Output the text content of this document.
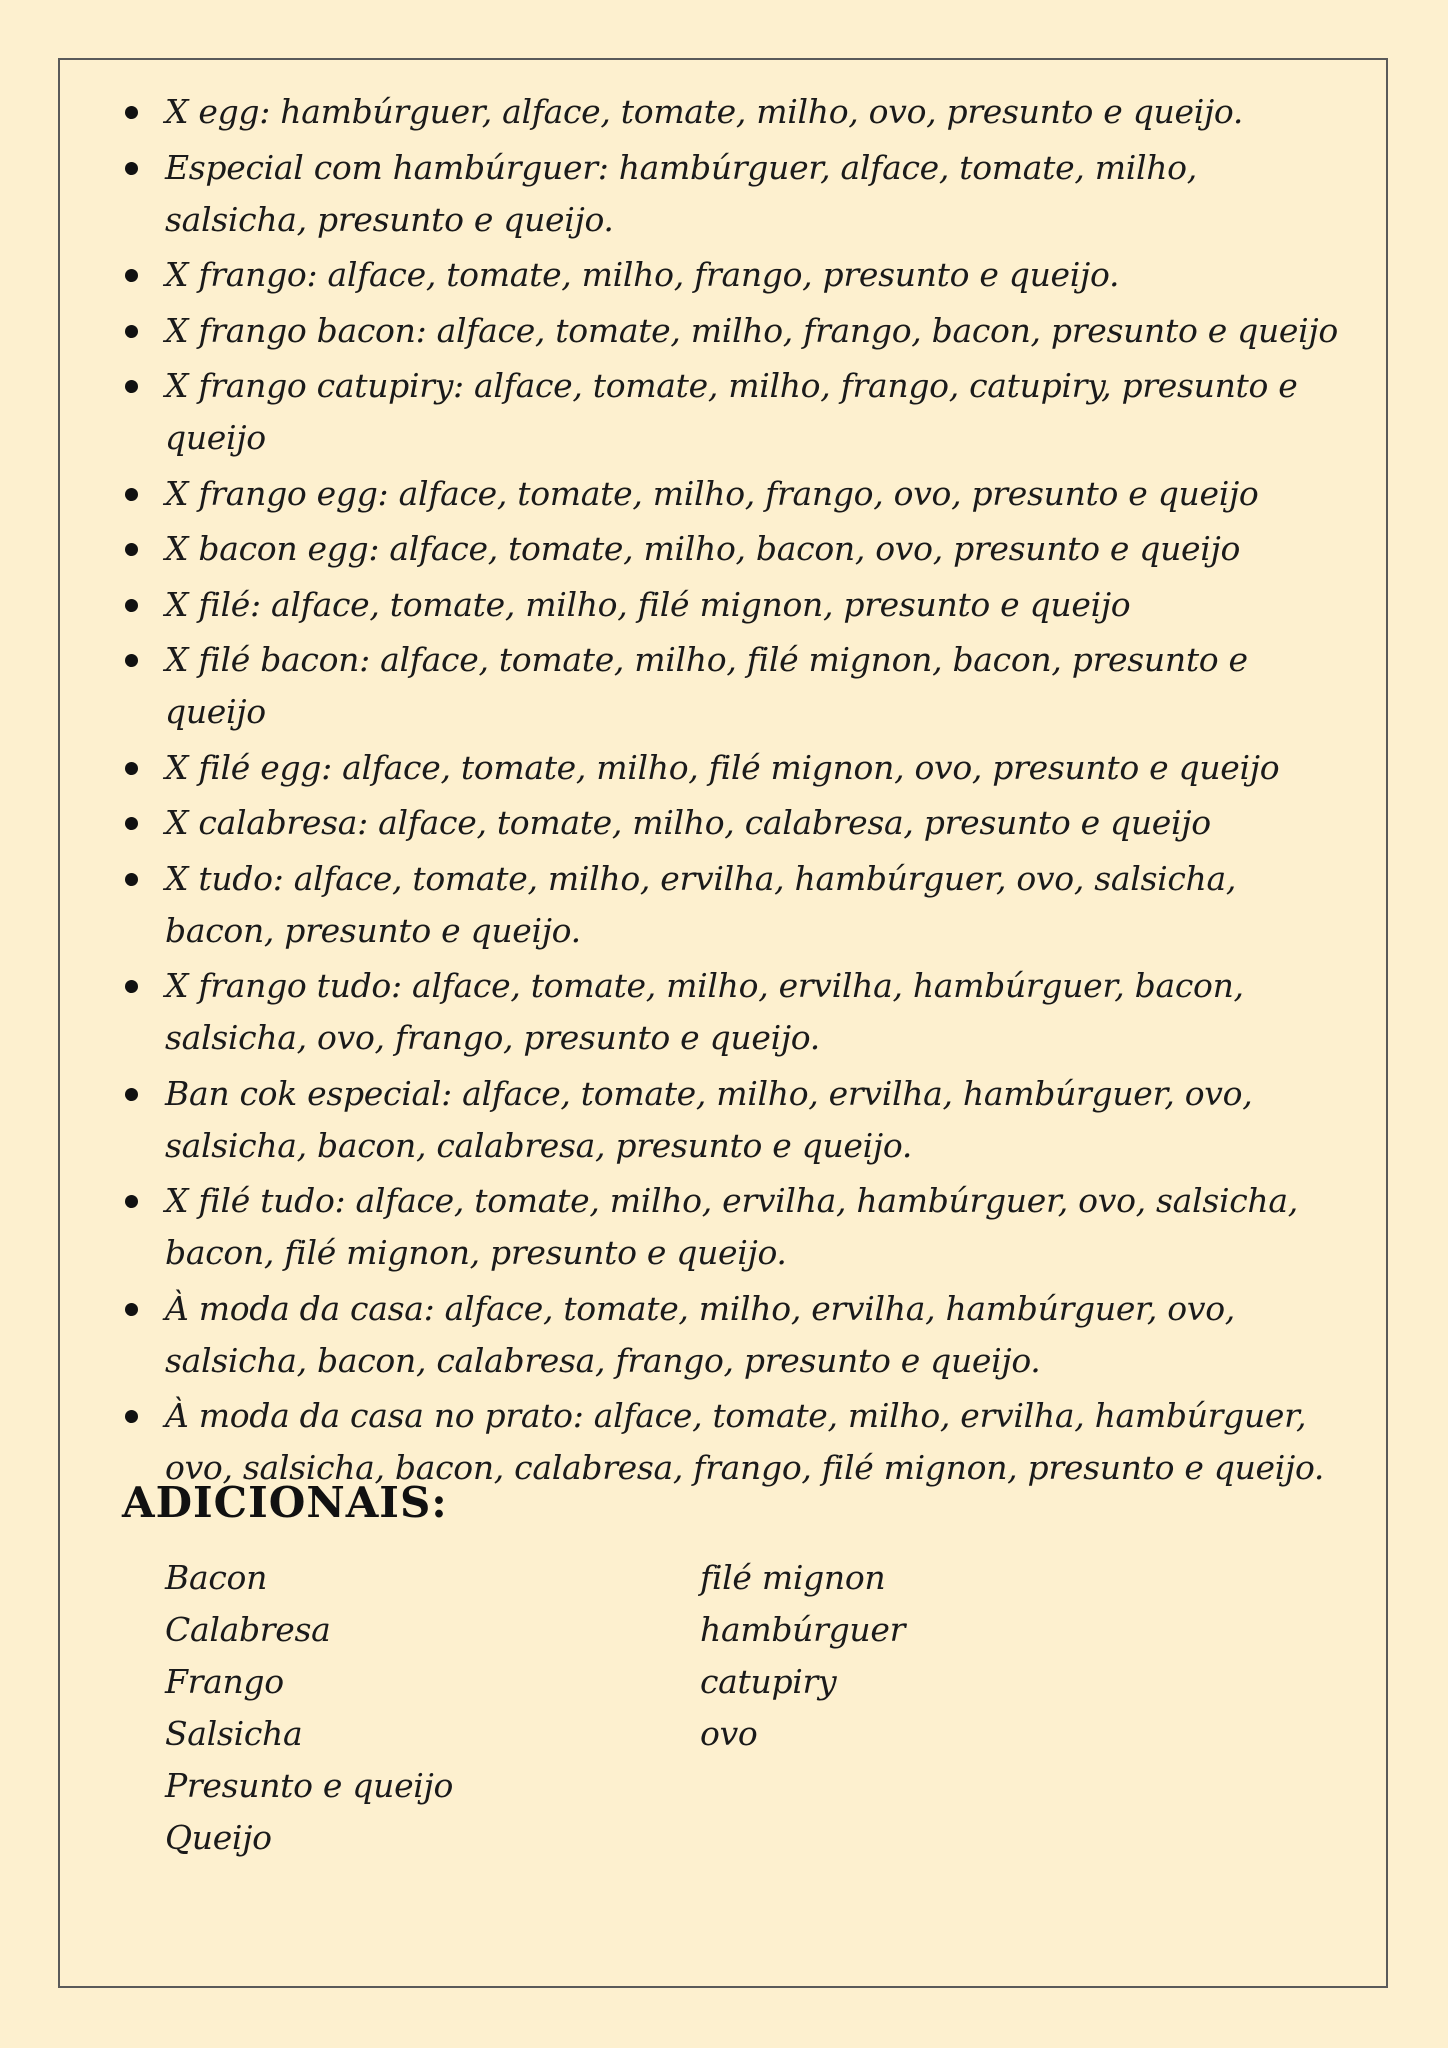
X egg: hambúrguer, alface, tomate, milho, ovo, presunto e queijo.
Especial com hambúrguer: hambúrguer, alface, tomate, milho, salsicha, presunto e queijo.
X frango: alface, tomate, milho, frango, presunto e queijo.
X frango bacon: alface, tomate, milho, frango, bacon, presunto e queijo
X frango catupiry: alface, tomate, milho, frango, catupiry, presunto e queijo
X frango egg: alface, tomate, milho, frango, ovo, presunto e queijo
X bacon egg: alface, tomate, milho, bacon, ovo, presunto e queijo
X filé: alface, tomate, milho, filé mignon, presunto e queijo
X filé bacon: alface, tomate, milho, filé mignon, bacon, presunto e queijo
X filé egg: alface, tomate, milho, filé mignon, ovo, presunto e queijo
X calabresa: alface, tomate, milho, calabresa, presunto e queijo
X tudo: alface, tomate, milho, ervilha, hambúrguer, ovo, salsicha, bacon, presunto e queijo.
X frango tudo: alface, tomate, milho, ervilha, hambúrguer, bacon, salsicha, ovo, frango, presunto e queijo.
Ban cok especial: alface, tomate, milho, ervilha, hambúrguer, ovo, salsicha, bacon, calabresa, presunto e queijo.
X filé tudo: alface, tomate, milho, ervilha, hambúrguer, ovo, salsicha, bacon, filé mignon, presunto e queijo.
À moda da casa: alface, tomate, milho, ervilha, hambúrguer, ovo, salsicha, bacon, calabresa, frango, presunto e queijo.
À moda da casa no prato: alface, tomate, milho, ervilha, hambúrguer, ovo, salsicha, bacon, calabresa, frango, filé mignon, presunto e queijo.
ADICIONAIS:
Bacon
Calabresa
Frango
Salsicha
Presunto e queijo
Queijo
filé mignon
hambúrguer
catupiry
ovo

Task objective:
Copy every line in the listing above where the string "moda" turns up.

Complete response:
À moda da casa: alface, tomate, milho, ervilha, hambúrguer, ovo, salsicha, bacon, calabresa, frango, presunto e queijo.
À moda da casa no prato: alface, tomate, milho, ervilha, hambúrguer, ovo, salsicha, bacon, calabresa, frango, filé mignon, presunto e queijo.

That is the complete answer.